» WORK REQUIRED
Extract each record and reproduce it exactly.

# INPUT start

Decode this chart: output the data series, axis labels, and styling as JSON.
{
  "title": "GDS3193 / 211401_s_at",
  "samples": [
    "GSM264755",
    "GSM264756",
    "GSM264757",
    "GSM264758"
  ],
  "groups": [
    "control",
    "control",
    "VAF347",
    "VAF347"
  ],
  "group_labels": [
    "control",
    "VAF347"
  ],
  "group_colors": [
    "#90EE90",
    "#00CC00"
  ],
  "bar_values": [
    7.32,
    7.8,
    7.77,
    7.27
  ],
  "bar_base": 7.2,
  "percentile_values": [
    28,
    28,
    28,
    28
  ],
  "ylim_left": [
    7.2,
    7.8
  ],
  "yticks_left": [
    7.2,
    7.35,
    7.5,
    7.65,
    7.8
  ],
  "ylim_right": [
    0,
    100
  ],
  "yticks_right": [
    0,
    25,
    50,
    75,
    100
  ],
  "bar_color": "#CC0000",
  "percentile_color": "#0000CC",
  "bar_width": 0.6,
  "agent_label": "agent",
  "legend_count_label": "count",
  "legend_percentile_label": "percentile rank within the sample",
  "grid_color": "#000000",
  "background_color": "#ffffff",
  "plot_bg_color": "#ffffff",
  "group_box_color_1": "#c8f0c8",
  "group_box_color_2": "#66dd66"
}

# INPUT end

» OUTPUT FOR THIS TASK
Decode this chart: output the data series, axis labels, and styling as JSON.
{
  "title": "GDS3193 / 211401_s_at",
  "samples": [
    "GSM264755",
    "GSM264756",
    "GSM264757",
    "GSM264758"
  ],
  "groups": [
    "control",
    "control",
    "VAF347",
    "VAF347"
  ],
  "group_labels": [
    "control",
    "VAF347"
  ],
  "group_colors": [
    "#90EE90",
    "#00CC00"
  ],
  "bar_values": [
    7.32,
    7.8,
    7.77,
    7.27
  ],
  "bar_base": 7.2,
  "percentile_values": [
    28,
    28,
    28,
    28
  ],
  "ylim_left": [
    7.2,
    7.8
  ],
  "yticks_left": [
    7.2,
    7.35,
    7.5,
    7.65,
    7.8
  ],
  "ylim_right": [
    0,
    100
  ],
  "yticks_right": [
    0,
    25,
    50,
    75,
    100
  ],
  "bar_color": "#CC0000",
  "percentile_color": "#0000CC",
  "bar_width": 0.6,
  "agent_label": "agent",
  "legend_count_label": "count",
  "legend_percentile_label": "percentile rank within the sample",
  "grid_color": "#000000",
  "background_color": "#ffffff",
  "plot_bg_color": "#ffffff",
  "group_box_color_1": "#c8f0c8",
  "group_box_color_2": "#66dd66"
}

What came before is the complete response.